Saved entries
▼

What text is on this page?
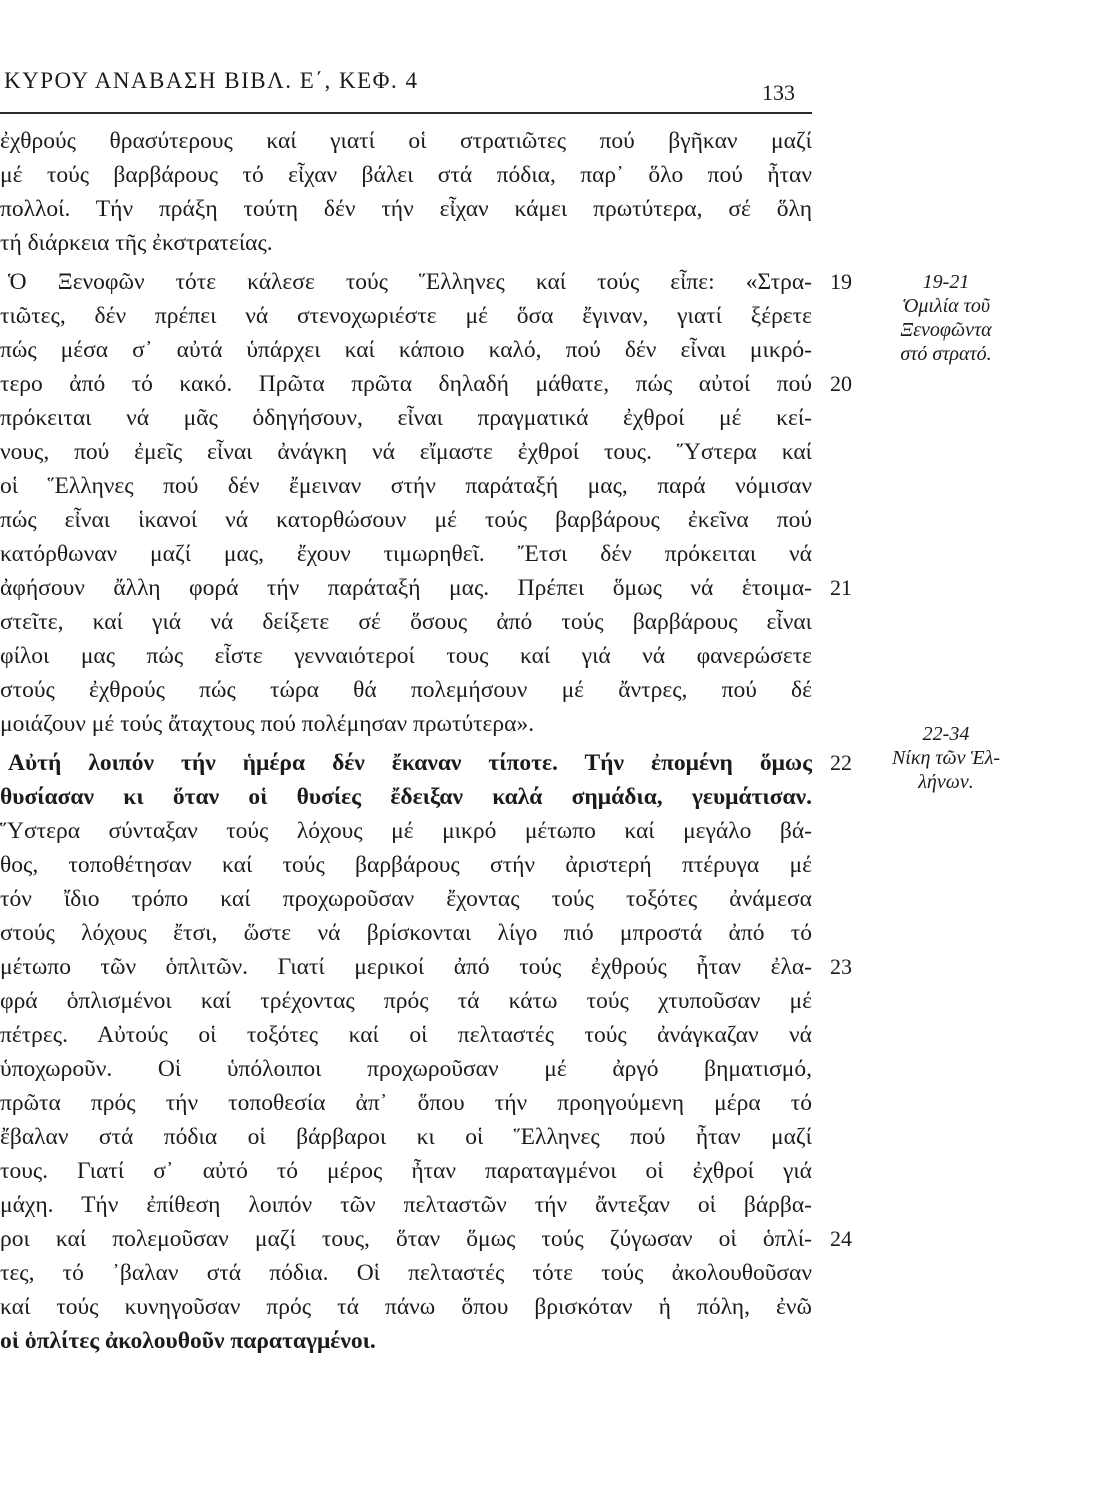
ΚΥΡΟΥ ΑΝΑΒΑΣΗ ΒΙΒΛ. Ε΄, ΚΕΦ. 4	133
ἐχθρούς θρασύτερους καί γιατί οἱ στρατιῶτες πού βγῆκαν μαζί
μέ τούς βαρβάρους τό εἶχαν βάλει στά πόδια, παρ᾽ ὅλο πού ἦταν
πολλοί. Τήν πράξη τούτη δέν τήν εἶχαν κάμει πρωτύτερα, σέ ὅλη
τή διάρκεια τῆς ἐκστρατείας.
Ὁ Ξενοφῶν τότε κάλεσε τούς Ἕλληνες καί τούς εἶπε: «Στρα-
τιῶτες, δέν πρέπει νά στενοχωριέστε μέ ὅσα ἔγιναν, γιατί ξέρετε
πώς μέσα σ᾽ αὐτά ὑπάρχει καί κάποιο καλό, πού δέν εἶναι μικρό-
τερο ἀπό τό κακό. Πρῶτα πρῶτα δηλαδή μάθατε, πώς αὐτοί πού
πρόκειται νά μᾶς ὁδηγήσουν, εἶναι πραγματικά ἐχθροί μέ κεί-
νους, πού ἐμεῖς εἶναι ἀνάγκη νά εἴμαστε ἐχθροί τους. Ὕστερα καί
οἱ Ἕλληνες πού δέν ἔμειναν στήν παράταξή μας, παρά νόμισαν
πώς εἶναι ἱκανοί νά κατορθώσουν μέ τούς βαρβάρους ἐκεῖνα πού
κατόρθωναν μαζί μας, ἔχουν τιμωρηθεῖ. Ἔτσι δέν πρόκειται νά
ἀφήσουν ἄλλη φορά τήν παράταξή μας. Πρέπει ὅμως νά ἑτοιμα-
στεῖτε, καί γιά νά δείξετε σέ ὅσους ἀπό τούς βαρβάρους εἶναι
φίλοι μας πώς εἶστε γενναιότεροί τους καί γιά νά φανερώσετε
στούς ἐχθρούς πώς τώρα θά πολεμήσουν μέ ἄντρες, πού δέ
μοιάζουν μέ τούς ἄταχτους πού πολέμησαν πρωτύτερα».
Αὐτή λοιπόν τήν ἡμέρα δέν ἔκαναν τίποτε. Τήν ἐπομένη ὅμως
θυσίασαν κι ὅταν οἱ θυσίες ἔδειξαν καλά σημάδια, γευμάτισαν.
Ὕστερα σύνταξαν τούς λόχους μέ μικρό μέτωπο καί μεγάλο βά-
θος, τοποθέτησαν καί τούς βαρβάρους στήν ἀριστερή πτέρυγα μέ
τόν ἴδιο τρόπο καί προχωροῦσαν ἔχοντας τούς τοξότες ἀνάμεσα
στούς λόχους ἔτσι, ὥστε νά βρίσκονται λίγο πιό μπροστά ἀπό τό
μέτωπο τῶν ὁπλιτῶν. Γιατί μερικοί ἀπό τούς ἐχθρούς ἦταν ἐλα-
φρά ὁπλισμένοι καί τρέχοντας πρός τά κάτω τούς χτυποῦσαν μέ
πέτρες. Αὐτούς οἱ τοξότες καί οἱ πελταστές τούς ἀνάγκαζαν νά
ὑποχωροῦν. Οἱ ὑπόλοιποι προχωροῦσαν μέ ἀργό βηματισμό,
πρῶτα πρός τήν τοποθεσία ἀπ᾽ ὅπου τήν προηγούμενη μέρα τό
ἔβαλαν στά πόδια οἱ βάρβαροι κι οἱ Ἕλληνες πού ἦταν μαζί
τους. Γιατί σ᾽ αὐτό τό μέρος ἦταν παραταγμένοι οἱ ἐχθροί γιά
μάχη. Τήν ἐπίθεση λοιπόν τῶν πελταστῶν τήν ἄντεξαν οἱ βάρβα-
ροι καί πολεμοῦσαν μαζί τους, ὅταν ὅμως τούς ζύγωσαν οἱ ὁπλί-
τες, τό ᾽βαλαν στά πόδια. Οἱ πελταστές τότε τούς ἀκολουθοῦσαν
καί τούς κυνηγοῦσαν πρός τά πάνω ὅπου βρισκόταν ἡ πόλη, ἐνῶ
οἱ ὁπλίτες ἀκολουθοῦν παραταγμένοι.
19
20
21
22
23
24
19-21
Ὁμιλία τοῦ
Ξενοφῶντα
στό στρατό.
22-34
Νίκη τῶν Ἑλ-
λήνων.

▲

== What is required ==
Retype every entry verbatim and exclude the pictures from the copy.

== Response to this exercise ==
What text is on this page?
ΚΥΡΟΥ ΑΝΑΒΑΣΗ ΒΙΒΛ. Ε΄, ΚΕΦ. 4	133
ἐχθρούς θρασύτερους καί γιατί οἱ στρατιῶτες πού βγῆκαν μαζί
μέ τούς βαρβάρους τό εἶχαν βάλει στά πόδια, παρ᾽ ὅλο πού ἦταν
πολλοί. Τήν πράξη τούτη δέν τήν εἶχαν κάμει πρωτύτερα, σέ ὅλη
τή διάρκεια τῆς ἐκστρατείας.
Ὁ Ξενοφῶν τότε κάλεσε τούς Ἕλληνες καί τούς εἶπε: «Στρα-
τιῶτες, δέν πρέπει νά στενοχωριέστε μέ ὅσα ἔγιναν, γιατί ξέρετε
πώς μέσα σ᾽ αὐτά ὑπάρχει καί κάποιο καλό, πού δέν εἶναι μικρό-
τερο ἀπό τό κακό. Πρῶτα πρῶτα δηλαδή μάθατε, πώς αὐτοί πού
πρόκειται νά μᾶς ὁδηγήσουν, εἶναι πραγματικά ἐχθροί μέ κεί-
νους, πού ἐμεῖς εἶναι ἀνάγκη νά εἴμαστε ἐχθροί τους. Ὕστερα καί
οἱ Ἕλληνες πού δέν ἔμειναν στήν παράταξή μας, παρά νόμισαν
πώς εἶναι ἱκανοί νά κατορθώσουν μέ τούς βαρβάρους ἐκεῖνα πού
κατόρθωναν μαζί μας, ἔχουν τιμωρηθεῖ. Ἔτσι δέν πρόκειται νά
ἀφήσουν ἄλλη φορά τήν παράταξή μας. Πρέπει ὅμως νά ἑτοιμα-
στεῖτε, καί γιά νά δείξετε σέ ὅσους ἀπό τούς βαρβάρους εἶναι
φίλοι μας πώς εἶστε γενναιότεροί τους καί γιά νά φανερώσετε
στούς ἐχθρούς πώς τώρα θά πολεμήσουν μέ ἄντρες, πού δέ
μοιάζουν μέ τούς ἄταχτους πού πολέμησαν πρωτύτερα».
Αὐτή λοιπόν τήν ἡμέρα δέν ἔκαναν τίποτε. Τήν ἐπομένη ὅμως
θυσίασαν κι ὅταν οἱ θυσίες ἔδειξαν καλά σημάδια, γευμάτισαν.
Ὕστερα σύνταξαν τούς λόχους μέ μικρό μέτωπο καί μεγάλο βά-
θος, τοποθέτησαν καί τούς βαρβάρους στήν ἀριστερή πτέρυγα μέ
τόν ἴδιο τρόπο καί προχωροῦσαν ἔχοντας τούς τοξότες ἀνάμεσα
στούς λόχους ἔτσι, ὥστε νά βρίσκονται λίγο πιό μπροστά ἀπό τό
μέτωπο τῶν ὁπλιτῶν. Γιατί μερικοί ἀπό τούς ἐχθρούς ἦταν ἐλα-
φρά ὁπλισμένοι καί τρέχοντας πρός τά κάτω τούς χτυποῦσαν μέ
πέτρες. Αὐτούς οἱ τοξότες καί οἱ πελταστές τούς ἀνάγκαζαν νά
ὑποχωροῦν. Οἱ ὑπόλοιποι προχωροῦσαν μέ ἀργό βηματισμό,
πρῶτα πρός τήν τοποθεσία ἀπ᾽ ὅπου τήν προηγούμενη μέρα τό
ἔβαλαν στά πόδια οἱ βάρβαροι κι οἱ Ἕλληνες πού ἦταν μαζί
τους. Γιατί σ᾽ αὐτό τό μέρος ἦταν παραταγμένοι οἱ ἐχθροί γιά
μάχη. Τήν ἐπίθεση λοιπόν τῶν πελταστῶν τήν ἄντεξαν οἱ βάρβα-
ροι καί πολεμοῦσαν μαζί τους, ὅταν ὅμως τούς ζύγωσαν οἱ ὁπλί-
τες, τό ᾽βαλαν στά πόδια. Οἱ πελταστές τότε τούς ἀκολουθοῦσαν
καί τούς κυνηγοῦσαν πρός τά πάνω ὅπου βρισκόταν ἡ πόλη, ἐνῶ
οἱ ὁπλίτες ἀκολουθοῦν παραταγμένοι.
19
20
21
22
23
24
19-21
Ὁμιλία τοῦ
Ξενοφῶντα
στό στρατό.
22-34
Νίκη τῶν Ἑλ-
λήνων.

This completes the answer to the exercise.